## DATA SUPPLIED
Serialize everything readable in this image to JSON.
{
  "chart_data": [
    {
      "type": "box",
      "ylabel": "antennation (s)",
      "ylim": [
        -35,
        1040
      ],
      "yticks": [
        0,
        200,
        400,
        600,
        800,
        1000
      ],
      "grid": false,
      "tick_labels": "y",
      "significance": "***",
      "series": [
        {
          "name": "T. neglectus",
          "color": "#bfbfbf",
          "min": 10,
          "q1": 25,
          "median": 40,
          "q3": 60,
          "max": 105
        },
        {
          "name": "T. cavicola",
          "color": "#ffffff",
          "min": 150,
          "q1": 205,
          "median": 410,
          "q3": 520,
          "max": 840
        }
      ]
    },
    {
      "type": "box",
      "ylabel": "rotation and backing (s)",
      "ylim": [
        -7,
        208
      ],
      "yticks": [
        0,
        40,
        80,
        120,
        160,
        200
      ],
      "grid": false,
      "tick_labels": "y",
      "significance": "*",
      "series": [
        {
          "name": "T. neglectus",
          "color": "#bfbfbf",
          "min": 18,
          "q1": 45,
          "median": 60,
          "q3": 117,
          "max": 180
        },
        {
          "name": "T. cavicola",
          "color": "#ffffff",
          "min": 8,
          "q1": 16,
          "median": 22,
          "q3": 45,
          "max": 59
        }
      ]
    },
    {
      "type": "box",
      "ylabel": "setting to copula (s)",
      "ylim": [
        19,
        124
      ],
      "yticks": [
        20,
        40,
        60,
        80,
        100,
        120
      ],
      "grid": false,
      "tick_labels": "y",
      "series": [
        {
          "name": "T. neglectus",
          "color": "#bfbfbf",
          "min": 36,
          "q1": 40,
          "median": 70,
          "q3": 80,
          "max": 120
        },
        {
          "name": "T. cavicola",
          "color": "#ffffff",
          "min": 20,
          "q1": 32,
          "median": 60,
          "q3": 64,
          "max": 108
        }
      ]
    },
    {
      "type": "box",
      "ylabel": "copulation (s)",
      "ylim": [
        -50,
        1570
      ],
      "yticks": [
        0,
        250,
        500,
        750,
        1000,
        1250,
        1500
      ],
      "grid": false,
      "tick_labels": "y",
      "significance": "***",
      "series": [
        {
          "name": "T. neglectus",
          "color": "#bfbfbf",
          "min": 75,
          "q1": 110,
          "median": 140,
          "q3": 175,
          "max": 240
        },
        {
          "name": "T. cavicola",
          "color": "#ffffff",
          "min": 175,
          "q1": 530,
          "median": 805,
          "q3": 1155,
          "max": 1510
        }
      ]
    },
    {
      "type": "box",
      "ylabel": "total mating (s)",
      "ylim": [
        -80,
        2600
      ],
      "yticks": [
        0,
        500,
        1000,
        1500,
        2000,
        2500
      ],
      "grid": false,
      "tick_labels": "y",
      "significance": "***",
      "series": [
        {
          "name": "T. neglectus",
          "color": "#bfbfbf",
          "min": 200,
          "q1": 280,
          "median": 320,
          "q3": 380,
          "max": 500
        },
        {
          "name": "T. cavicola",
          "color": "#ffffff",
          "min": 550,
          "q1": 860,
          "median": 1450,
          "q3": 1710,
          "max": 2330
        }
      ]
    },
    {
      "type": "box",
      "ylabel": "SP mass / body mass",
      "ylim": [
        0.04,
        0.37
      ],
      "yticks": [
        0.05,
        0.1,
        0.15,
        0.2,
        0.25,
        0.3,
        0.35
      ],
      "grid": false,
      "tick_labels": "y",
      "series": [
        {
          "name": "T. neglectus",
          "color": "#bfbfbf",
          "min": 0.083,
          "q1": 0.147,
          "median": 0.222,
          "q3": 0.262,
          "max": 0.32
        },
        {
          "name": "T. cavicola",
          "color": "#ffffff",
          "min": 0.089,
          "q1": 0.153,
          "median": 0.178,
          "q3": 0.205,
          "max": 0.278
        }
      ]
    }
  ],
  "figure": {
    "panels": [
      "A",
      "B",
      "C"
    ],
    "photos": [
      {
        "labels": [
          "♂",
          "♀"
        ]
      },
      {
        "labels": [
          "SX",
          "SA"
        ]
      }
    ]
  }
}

## PROBLEM TO WORK ON
Every record above should be copied exactly.

## RESPONSE BELOW
Serialize everything readable in this image to JSON.
{
  "chart_data": [
    {
      "type": "box",
      "ylabel": "antennation (s)",
      "ylim": [
        -35,
        1040
      ],
      "yticks": [
        0,
        200,
        400,
        600,
        800,
        1000
      ],
      "grid": false,
      "tick_labels": "y",
      "significance": "***",
      "series": [
        {
          "name": "T. neglectus",
          "color": "#bfbfbf",
          "min": 10,
          "q1": 25,
          "median": 40,
          "q3": 60,
          "max": 105
        },
        {
          "name": "T. cavicola",
          "color": "#ffffff",
          "min": 150,
          "q1": 205,
          "median": 410,
          "q3": 520,
          "max": 840
        }
      ]
    },
    {
      "type": "box",
      "ylabel": "rotation and backing (s)",
      "ylim": [
        -7,
        208
      ],
      "yticks": [
        0,
        40,
        80,
        120,
        160,
        200
      ],
      "grid": false,
      "tick_labels": "y",
      "significance": "*",
      "series": [
        {
          "name": "T. neglectus",
          "color": "#bfbfbf",
          "min": 18,
          "q1": 45,
          "median": 60,
          "q3": 117,
          "max": 180
        },
        {
          "name": "T. cavicola",
          "color": "#ffffff",
          "min": 8,
          "q1": 16,
          "median": 22,
          "q3": 45,
          "max": 59
        }
      ]
    },
    {
      "type": "box",
      "ylabel": "setting to copula (s)",
      "ylim": [
        19,
        124
      ],
      "yticks": [
        20,
        40,
        60,
        80,
        100,
        120
      ],
      "grid": false,
      "tick_labels": "y",
      "series": [
        {
          "name": "T. neglectus",
          "color": "#bfbfbf",
          "min": 36,
          "q1": 40,
          "median": 70,
          "q3": 80,
          "max": 120
        },
        {
          "name": "T. cavicola",
          "color": "#ffffff",
          "min": 20,
          "q1": 32,
          "median": 60,
          "q3": 64,
          "max": 108
        }
      ]
    },
    {
      "type": "box",
      "ylabel": "copulation (s)",
      "ylim": [
        -50,
        1570
      ],
      "yticks": [
        0,
        250,
        500,
        750,
        1000,
        1250,
        1500
      ],
      "grid": false,
      "tick_labels": "y",
      "significance": "***",
      "series": [
        {
          "name": "T. neglectus",
          "color": "#bfbfbf",
          "min": 75,
          "q1": 110,
          "median": 140,
          "q3": 175,
          "max": 240
        },
        {
          "name": "T. cavicola",
          "color": "#ffffff",
          "min": 175,
          "q1": 530,
          "median": 805,
          "q3": 1155,
          "max": 1510
        }
      ]
    },
    {
      "type": "box",
      "ylabel": "total mating (s)",
      "ylim": [
        -80,
        2600
      ],
      "yticks": [
        0,
        500,
        1000,
        1500,
        2000,
        2500
      ],
      "grid": false,
      "tick_labels": "y",
      "significance": "***",
      "series": [
        {
          "name": "T. neglectus",
          "color": "#bfbfbf",
          "min": 200,
          "q1": 280,
          "median": 320,
          "q3": 380,
          "max": 500
        },
        {
          "name": "T. cavicola",
          "color": "#ffffff",
          "min": 550,
          "q1": 860,
          "median": 1450,
          "q3": 1710,
          "max": 2330
        }
      ]
    },
    {
      "type": "box",
      "ylabel": "SP mass / body mass",
      "ylim": [
        0.04,
        0.37
      ],
      "yticks": [
        0.05,
        0.1,
        0.15,
        0.2,
        0.25,
        0.3,
        0.35
      ],
      "grid": false,
      "tick_labels": "y",
      "series": [
        {
          "name": "T. neglectus",
          "color": "#bfbfbf",
          "min": 0.083,
          "q1": 0.147,
          "median": 0.222,
          "q3": 0.262,
          "max": 0.32
        },
        {
          "name": "T. cavicola",
          "color": "#ffffff",
          "min": 0.089,
          "q1": 0.153,
          "median": 0.178,
          "q3": 0.205,
          "max": 0.278
        }
      ]
    }
  ],
  "figure": {
    "panels": [
      "A",
      "B",
      "C"
    ],
    "photos": [
      {
        "labels": [
          "♂",
          "♀"
        ]
      },
      {
        "labels": [
          "SX",
          "SA"
        ]
      }
    ]
  }
}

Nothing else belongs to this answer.